** Opening EXERCISE DATA block **
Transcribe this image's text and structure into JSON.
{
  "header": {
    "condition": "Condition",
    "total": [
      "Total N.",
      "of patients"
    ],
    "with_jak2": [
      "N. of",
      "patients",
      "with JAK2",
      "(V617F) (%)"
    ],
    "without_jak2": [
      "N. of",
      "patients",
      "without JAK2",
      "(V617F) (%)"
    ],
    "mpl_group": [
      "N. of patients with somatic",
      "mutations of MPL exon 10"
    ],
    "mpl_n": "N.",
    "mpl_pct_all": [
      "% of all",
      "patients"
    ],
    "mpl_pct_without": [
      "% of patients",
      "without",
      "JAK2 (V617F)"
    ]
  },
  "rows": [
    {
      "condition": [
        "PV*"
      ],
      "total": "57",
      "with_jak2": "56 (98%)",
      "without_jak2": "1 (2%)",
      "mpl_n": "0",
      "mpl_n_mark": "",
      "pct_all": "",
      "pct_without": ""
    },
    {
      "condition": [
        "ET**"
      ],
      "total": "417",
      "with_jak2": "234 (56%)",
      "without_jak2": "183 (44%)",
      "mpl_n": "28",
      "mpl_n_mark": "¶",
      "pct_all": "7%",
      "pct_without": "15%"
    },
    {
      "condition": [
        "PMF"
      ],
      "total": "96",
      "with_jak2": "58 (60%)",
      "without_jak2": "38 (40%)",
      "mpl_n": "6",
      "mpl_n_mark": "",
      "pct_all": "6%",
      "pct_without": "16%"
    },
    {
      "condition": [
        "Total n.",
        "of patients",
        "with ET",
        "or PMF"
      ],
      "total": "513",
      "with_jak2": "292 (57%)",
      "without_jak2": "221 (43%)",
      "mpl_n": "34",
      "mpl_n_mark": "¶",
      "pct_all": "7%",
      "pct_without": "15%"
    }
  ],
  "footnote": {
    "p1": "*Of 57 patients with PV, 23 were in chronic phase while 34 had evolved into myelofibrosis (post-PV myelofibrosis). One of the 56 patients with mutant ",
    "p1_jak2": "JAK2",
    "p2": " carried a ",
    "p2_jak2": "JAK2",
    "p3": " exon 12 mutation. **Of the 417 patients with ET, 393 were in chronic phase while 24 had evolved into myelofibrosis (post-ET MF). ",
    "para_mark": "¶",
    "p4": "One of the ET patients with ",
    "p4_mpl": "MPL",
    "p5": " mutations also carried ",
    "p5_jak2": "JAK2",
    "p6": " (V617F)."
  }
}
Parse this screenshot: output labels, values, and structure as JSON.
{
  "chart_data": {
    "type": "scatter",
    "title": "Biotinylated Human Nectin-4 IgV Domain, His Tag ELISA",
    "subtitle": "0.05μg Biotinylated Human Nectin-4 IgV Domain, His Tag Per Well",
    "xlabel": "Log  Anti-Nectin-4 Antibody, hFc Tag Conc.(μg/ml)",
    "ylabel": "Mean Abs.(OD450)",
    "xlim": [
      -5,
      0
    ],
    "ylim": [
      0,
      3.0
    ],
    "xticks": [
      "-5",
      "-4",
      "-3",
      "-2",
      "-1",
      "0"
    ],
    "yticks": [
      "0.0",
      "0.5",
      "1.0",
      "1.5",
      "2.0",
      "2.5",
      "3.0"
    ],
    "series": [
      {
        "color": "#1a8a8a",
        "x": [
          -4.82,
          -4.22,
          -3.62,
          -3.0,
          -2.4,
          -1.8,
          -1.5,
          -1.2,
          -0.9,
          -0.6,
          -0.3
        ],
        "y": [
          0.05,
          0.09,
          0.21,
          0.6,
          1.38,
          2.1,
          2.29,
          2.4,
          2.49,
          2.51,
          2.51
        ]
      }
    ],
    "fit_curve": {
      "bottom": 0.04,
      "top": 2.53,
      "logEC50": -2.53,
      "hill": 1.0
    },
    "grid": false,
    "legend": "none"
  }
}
** Closing EXERCISE DATA block **
WORK ORDER:
May I have all of the records repeated exactly?

TASK ANSWER:
Transcribe this image's text and structure into JSON.
{
  "header": {
    "condition": "Condition",
    "total": [
      "Total N.",
      "of patients"
    ],
    "with_jak2": [
      "N. of",
      "patients",
      "with JAK2",
      "(V617F) (%)"
    ],
    "without_jak2": [
      "N. of",
      "patients",
      "without JAK2",
      "(V617F) (%)"
    ],
    "mpl_group": [
      "N. of patients with somatic",
      "mutations of MPL exon 10"
    ],
    "mpl_n": "N.",
    "mpl_pct_all": [
      "% of all",
      "patients"
    ],
    "mpl_pct_without": [
      "% of patients",
      "without",
      "JAK2 (V617F)"
    ]
  },
  "rows": [
    {
      "condition": [
        "PV*"
      ],
      "total": "57",
      "with_jak2": "56 (98%)",
      "without_jak2": "1 (2%)",
      "mpl_n": "0",
      "mpl_n_mark": "",
      "pct_all": "",
      "pct_without": ""
    },
    {
      "condition": [
        "ET**"
      ],
      "total": "417",
      "with_jak2": "234 (56%)",
      "without_jak2": "183 (44%)",
      "mpl_n": "28",
      "mpl_n_mark": "¶",
      "pct_all": "7%",
      "pct_without": "15%"
    },
    {
      "condition": [
        "PMF"
      ],
      "total": "96",
      "with_jak2": "58 (60%)",
      "without_jak2": "38 (40%)",
      "mpl_n": "6",
      "mpl_n_mark": "",
      "pct_all": "6%",
      "pct_without": "16%"
    },
    {
      "condition": [
        "Total n.",
        "of patients",
        "with ET",
        "or PMF"
      ],
      "total": "513",
      "with_jak2": "292 (57%)",
      "without_jak2": "221 (43%)",
      "mpl_n": "34",
      "mpl_n_mark": "¶",
      "pct_all": "7%",
      "pct_without": "15%"
    }
  ],
  "footnote": {
    "p1": "*Of 57 patients with PV, 23 were in chronic phase while 34 had evolved into myelofibrosis (post-PV myelofibrosis). One of the 56 patients with mutant ",
    "p1_jak2": "JAK2",
    "p2": " carried a ",
    "p2_jak2": "JAK2",
    "p3": " exon 12 mutation. **Of the 417 patients with ET, 393 were in chronic phase while 24 had evolved into myelofibrosis (post-ET MF). ",
    "para_mark": "¶",
    "p4": "One of the ET patients with ",
    "p4_mpl": "MPL",
    "p5": " mutations also carried ",
    "p5_jak2": "JAK2",
    "p6": " (V617F)."
  }
}
Parse this screenshot: output labels, values, and structure as JSON.
{
  "chart_data": {
    "type": "scatter",
    "title": "Biotinylated Human Nectin-4 IgV Domain, His Tag ELISA",
    "subtitle": "0.05μg Biotinylated Human Nectin-4 IgV Domain, His Tag Per Well",
    "xlabel": "Log  Anti-Nectin-4 Antibody, hFc Tag Conc.(μg/ml)",
    "ylabel": "Mean Abs.(OD450)",
    "xlim": [
      -5,
      0
    ],
    "ylim": [
      0,
      3.0
    ],
    "xticks": [
      "-5",
      "-4",
      "-3",
      "-2",
      "-1",
      "0"
    ],
    "yticks": [
      "0.0",
      "0.5",
      "1.0",
      "1.5",
      "2.0",
      "2.5",
      "3.0"
    ],
    "series": [
      {
        "color": "#1a8a8a",
        "x": [
          -4.82,
          -4.22,
          -3.62,
          -3.0,
          -2.4,
          -1.8,
          -1.5,
          -1.2,
          -0.9,
          -0.6,
          -0.3
        ],
        "y": [
          0.05,
          0.09,
          0.21,
          0.6,
          1.38,
          2.1,
          2.29,
          2.4,
          2.49,
          2.51,
          2.51
        ]
      }
    ],
    "fit_curve": {
      "bottom": 0.04,
      "top": 2.53,
      "logEC50": -2.53,
      "hill": 1.0
    },
    "grid": false,
    "legend": "none"
  }
}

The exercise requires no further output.